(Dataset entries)
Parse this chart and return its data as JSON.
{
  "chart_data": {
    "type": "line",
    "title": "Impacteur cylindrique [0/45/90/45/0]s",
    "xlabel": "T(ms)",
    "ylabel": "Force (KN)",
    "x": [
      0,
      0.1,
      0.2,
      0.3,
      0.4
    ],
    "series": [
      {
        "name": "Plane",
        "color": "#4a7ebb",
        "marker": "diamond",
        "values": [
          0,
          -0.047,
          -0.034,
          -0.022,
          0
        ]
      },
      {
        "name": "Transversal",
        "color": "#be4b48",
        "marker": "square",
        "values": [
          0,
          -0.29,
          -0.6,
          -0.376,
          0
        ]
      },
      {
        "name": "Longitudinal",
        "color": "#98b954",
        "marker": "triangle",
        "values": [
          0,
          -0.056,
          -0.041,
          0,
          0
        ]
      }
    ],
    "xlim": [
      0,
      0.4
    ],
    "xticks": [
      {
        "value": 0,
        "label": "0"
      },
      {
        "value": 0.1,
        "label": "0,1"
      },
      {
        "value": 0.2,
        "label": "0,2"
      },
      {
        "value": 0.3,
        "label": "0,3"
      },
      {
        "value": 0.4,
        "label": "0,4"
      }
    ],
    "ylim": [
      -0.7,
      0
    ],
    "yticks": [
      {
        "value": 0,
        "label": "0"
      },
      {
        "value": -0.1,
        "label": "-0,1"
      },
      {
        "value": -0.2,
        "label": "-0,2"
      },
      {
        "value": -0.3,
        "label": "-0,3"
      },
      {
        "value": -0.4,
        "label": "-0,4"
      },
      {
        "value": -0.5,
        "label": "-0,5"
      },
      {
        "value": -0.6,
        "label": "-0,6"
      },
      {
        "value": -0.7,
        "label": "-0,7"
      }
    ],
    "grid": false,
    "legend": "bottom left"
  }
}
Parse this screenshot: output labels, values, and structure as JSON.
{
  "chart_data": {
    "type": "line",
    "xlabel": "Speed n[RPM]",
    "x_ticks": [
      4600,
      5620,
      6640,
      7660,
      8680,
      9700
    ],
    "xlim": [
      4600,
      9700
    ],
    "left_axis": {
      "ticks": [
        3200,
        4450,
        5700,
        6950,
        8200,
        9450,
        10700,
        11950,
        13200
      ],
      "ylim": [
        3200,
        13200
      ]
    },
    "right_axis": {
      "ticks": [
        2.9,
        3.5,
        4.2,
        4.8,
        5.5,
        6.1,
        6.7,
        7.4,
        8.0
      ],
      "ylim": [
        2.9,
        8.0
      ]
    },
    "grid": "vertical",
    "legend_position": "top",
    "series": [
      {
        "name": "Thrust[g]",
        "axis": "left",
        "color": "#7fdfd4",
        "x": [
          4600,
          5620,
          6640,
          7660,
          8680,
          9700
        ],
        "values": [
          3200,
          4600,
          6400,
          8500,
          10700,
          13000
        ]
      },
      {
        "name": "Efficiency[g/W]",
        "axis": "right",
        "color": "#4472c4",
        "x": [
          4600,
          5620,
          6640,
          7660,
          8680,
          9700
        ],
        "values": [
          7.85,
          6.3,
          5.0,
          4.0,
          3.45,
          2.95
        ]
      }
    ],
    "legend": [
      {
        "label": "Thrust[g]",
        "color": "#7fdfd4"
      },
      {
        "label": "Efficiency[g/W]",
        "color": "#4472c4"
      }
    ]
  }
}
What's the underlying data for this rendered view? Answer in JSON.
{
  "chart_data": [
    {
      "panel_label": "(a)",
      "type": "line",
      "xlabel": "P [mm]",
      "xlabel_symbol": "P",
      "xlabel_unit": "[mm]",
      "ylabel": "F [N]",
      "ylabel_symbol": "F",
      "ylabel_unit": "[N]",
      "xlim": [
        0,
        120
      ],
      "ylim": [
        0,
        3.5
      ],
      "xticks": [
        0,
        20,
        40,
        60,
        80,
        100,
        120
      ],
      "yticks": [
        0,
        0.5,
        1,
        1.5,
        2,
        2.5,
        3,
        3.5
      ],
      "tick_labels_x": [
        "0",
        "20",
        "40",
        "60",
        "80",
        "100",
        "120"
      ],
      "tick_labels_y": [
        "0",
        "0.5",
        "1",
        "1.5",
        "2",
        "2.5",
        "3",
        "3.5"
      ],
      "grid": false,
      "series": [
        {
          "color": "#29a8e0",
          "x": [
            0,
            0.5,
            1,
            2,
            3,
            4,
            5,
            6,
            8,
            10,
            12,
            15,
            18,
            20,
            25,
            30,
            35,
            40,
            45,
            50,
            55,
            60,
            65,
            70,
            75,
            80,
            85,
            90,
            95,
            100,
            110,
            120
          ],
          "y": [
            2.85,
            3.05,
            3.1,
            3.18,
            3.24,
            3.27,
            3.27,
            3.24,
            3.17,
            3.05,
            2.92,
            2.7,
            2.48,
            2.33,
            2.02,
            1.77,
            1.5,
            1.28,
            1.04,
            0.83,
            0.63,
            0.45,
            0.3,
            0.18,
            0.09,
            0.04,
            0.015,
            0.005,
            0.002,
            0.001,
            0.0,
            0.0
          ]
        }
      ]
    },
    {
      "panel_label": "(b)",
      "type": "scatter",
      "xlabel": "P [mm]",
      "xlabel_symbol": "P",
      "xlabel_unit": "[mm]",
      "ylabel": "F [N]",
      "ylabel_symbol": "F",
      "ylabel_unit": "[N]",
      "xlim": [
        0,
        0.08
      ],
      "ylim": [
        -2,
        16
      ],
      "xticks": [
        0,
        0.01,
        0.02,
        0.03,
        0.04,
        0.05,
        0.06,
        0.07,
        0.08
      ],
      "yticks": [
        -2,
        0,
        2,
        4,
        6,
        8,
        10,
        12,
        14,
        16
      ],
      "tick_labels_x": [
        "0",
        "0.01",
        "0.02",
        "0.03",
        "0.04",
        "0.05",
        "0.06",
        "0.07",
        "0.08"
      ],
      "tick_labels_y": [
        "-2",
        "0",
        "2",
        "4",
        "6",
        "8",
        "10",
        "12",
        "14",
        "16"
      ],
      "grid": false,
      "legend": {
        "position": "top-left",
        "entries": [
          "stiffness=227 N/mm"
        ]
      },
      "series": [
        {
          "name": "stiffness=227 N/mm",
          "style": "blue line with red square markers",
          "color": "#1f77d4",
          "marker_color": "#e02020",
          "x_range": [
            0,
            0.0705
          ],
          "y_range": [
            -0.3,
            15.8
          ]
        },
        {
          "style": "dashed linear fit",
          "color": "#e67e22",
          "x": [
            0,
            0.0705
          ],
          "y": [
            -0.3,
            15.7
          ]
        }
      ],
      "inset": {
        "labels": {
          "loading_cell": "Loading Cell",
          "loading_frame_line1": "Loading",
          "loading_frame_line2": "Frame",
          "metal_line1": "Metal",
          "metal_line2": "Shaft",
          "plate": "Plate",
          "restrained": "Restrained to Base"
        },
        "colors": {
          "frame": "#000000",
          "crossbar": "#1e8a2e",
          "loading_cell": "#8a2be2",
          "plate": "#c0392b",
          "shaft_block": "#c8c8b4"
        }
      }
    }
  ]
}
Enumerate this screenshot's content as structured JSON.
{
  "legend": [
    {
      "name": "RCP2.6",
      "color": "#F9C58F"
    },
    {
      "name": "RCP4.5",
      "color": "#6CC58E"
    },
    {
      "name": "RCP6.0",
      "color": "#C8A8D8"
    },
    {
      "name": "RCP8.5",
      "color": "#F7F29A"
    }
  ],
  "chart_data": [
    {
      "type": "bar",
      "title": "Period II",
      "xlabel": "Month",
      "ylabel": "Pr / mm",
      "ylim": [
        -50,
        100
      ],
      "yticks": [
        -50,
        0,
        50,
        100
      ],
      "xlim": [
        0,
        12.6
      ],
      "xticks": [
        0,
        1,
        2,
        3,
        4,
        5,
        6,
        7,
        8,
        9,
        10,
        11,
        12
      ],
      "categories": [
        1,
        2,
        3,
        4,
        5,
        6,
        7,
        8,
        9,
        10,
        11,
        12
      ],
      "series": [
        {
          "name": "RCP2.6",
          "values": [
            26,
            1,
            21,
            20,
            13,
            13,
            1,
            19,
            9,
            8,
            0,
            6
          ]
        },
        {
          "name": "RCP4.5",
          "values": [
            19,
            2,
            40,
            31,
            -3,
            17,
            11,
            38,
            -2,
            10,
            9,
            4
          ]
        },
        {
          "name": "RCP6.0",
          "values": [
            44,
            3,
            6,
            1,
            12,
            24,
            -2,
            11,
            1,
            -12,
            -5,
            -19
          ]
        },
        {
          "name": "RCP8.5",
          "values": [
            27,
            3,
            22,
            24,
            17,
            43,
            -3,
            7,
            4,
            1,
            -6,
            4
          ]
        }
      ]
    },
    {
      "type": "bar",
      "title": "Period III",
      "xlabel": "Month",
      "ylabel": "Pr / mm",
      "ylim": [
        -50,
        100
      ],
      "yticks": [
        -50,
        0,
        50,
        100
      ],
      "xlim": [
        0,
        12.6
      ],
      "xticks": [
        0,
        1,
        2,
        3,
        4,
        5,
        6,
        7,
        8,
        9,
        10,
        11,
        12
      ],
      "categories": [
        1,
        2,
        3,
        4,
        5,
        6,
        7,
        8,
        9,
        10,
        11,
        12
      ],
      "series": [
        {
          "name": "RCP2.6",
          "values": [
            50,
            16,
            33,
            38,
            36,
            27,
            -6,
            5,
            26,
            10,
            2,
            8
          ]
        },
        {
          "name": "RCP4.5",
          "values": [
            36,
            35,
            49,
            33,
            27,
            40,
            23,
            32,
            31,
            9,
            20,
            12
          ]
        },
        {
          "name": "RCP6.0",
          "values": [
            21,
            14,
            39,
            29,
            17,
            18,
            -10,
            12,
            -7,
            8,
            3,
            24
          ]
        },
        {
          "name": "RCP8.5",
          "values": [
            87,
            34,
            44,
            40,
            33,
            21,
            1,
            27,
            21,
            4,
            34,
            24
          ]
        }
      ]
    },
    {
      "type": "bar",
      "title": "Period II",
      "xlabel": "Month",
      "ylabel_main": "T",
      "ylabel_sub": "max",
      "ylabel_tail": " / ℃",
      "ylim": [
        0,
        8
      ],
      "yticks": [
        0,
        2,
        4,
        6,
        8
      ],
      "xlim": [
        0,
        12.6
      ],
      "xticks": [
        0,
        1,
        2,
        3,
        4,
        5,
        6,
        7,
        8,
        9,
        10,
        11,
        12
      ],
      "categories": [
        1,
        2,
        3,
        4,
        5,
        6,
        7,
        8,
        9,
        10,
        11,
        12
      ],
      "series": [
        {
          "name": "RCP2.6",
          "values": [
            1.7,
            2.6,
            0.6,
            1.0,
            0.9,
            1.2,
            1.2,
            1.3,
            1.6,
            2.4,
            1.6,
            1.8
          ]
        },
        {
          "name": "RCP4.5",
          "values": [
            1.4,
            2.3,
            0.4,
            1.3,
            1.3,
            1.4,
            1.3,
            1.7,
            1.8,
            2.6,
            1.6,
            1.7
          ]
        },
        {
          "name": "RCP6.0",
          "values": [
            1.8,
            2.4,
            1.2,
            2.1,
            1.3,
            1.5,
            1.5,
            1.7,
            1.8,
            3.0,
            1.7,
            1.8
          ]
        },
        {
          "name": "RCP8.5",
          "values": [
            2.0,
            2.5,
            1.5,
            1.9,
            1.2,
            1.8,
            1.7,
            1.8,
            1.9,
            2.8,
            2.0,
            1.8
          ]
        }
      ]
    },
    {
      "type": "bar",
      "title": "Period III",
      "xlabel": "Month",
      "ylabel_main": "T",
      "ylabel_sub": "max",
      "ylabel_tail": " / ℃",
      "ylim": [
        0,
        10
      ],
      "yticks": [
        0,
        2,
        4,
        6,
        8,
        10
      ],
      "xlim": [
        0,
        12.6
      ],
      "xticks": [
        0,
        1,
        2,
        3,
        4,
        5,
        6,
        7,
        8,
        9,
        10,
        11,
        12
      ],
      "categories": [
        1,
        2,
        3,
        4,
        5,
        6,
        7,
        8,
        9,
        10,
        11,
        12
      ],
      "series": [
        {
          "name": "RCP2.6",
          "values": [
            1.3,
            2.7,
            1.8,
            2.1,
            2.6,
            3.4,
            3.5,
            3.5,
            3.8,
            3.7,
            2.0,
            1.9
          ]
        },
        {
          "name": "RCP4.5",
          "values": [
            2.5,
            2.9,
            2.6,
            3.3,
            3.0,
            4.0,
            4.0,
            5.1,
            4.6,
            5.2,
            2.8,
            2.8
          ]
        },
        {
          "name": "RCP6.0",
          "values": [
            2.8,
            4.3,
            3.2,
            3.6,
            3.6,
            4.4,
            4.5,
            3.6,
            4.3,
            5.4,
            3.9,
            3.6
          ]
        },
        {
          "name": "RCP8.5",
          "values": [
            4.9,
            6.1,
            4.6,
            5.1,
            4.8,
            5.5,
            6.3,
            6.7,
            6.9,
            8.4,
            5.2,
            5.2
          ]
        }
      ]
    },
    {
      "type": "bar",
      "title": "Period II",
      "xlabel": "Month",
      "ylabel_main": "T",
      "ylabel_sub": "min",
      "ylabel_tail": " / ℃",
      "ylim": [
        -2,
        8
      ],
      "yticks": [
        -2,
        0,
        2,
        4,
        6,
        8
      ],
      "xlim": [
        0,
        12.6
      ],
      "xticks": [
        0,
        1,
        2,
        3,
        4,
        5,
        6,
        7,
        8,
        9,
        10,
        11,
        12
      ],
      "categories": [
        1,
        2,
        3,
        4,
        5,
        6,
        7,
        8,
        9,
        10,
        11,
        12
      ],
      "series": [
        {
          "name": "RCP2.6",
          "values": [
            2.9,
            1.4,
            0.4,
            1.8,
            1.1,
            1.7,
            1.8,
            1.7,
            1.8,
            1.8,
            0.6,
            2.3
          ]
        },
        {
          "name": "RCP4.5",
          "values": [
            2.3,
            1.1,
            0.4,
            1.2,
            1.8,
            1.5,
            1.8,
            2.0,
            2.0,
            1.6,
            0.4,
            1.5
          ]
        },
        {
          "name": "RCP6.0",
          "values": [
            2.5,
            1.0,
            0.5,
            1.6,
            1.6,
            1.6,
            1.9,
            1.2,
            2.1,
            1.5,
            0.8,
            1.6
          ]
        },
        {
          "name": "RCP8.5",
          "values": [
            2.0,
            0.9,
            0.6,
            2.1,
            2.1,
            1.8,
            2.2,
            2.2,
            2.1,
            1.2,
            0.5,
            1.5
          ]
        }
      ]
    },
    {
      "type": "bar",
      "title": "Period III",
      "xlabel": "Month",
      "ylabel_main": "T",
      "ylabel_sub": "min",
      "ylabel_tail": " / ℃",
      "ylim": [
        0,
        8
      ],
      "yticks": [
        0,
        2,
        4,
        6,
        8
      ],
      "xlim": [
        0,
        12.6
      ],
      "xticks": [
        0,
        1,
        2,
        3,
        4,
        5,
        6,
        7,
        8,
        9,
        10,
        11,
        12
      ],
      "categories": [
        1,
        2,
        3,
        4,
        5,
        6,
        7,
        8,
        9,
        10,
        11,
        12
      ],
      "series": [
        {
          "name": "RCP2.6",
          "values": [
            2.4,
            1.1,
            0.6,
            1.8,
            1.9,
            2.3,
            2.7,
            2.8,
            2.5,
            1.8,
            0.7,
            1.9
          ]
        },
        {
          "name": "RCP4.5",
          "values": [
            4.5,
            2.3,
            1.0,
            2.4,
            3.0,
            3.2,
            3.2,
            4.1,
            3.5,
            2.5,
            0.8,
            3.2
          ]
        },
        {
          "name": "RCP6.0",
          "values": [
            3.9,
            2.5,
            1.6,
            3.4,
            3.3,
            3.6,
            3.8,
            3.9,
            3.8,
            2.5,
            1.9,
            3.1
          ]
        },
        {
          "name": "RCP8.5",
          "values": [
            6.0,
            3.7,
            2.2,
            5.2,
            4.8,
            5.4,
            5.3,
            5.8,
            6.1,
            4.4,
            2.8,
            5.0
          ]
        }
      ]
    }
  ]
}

● The exercise
Check each line of the records above for "Efficiency", and copy those that have it.

● Result of the task
        "name": "Efficiency[g/W]",
        "label": "Efficiency[g/W]",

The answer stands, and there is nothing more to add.